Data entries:
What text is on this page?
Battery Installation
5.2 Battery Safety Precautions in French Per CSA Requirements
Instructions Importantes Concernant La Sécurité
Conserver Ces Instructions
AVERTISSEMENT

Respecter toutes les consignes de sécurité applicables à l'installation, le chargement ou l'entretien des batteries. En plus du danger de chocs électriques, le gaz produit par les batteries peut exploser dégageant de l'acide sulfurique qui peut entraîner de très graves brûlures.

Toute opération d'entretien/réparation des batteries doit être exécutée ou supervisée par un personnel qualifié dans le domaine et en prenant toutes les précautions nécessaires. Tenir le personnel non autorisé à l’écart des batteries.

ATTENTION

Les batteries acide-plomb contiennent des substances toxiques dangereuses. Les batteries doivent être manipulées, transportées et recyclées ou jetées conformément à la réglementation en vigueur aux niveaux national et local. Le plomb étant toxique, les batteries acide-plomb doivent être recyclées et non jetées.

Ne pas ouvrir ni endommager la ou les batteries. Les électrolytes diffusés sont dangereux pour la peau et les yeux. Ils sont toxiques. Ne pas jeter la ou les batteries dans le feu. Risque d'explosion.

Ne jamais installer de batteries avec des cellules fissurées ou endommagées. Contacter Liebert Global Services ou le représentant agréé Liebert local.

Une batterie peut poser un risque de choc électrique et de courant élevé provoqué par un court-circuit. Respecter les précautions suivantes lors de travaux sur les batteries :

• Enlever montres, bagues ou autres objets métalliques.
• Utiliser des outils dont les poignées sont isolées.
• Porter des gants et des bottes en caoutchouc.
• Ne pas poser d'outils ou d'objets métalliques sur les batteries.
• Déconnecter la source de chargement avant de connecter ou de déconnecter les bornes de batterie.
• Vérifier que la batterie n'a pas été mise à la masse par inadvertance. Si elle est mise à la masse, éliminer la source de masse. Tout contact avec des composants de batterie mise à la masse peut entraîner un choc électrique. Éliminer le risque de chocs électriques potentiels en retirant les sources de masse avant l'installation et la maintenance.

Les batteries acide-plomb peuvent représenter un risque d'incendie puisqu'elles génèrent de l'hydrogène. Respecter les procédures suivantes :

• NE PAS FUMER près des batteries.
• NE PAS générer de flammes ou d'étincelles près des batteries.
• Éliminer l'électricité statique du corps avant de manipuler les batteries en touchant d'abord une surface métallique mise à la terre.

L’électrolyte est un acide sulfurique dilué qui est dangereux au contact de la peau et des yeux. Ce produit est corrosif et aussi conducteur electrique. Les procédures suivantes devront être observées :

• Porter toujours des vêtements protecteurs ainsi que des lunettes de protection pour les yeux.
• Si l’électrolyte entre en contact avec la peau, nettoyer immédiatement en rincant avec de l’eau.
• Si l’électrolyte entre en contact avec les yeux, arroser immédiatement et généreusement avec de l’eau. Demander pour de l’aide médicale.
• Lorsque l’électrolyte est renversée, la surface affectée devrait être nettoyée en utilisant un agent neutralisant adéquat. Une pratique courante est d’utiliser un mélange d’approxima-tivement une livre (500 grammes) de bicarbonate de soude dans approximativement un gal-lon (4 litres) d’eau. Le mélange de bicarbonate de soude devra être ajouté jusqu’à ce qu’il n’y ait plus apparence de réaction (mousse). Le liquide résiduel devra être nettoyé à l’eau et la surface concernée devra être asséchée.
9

# Required task:
From the entries above, return each line with the word "Porter" in it.

# Result for this task:
• Porter des gants et des bottes en caoutchouc.
• Porter toujours des vêtements protecteurs ainsi que des lunettes de protection pour les yeux.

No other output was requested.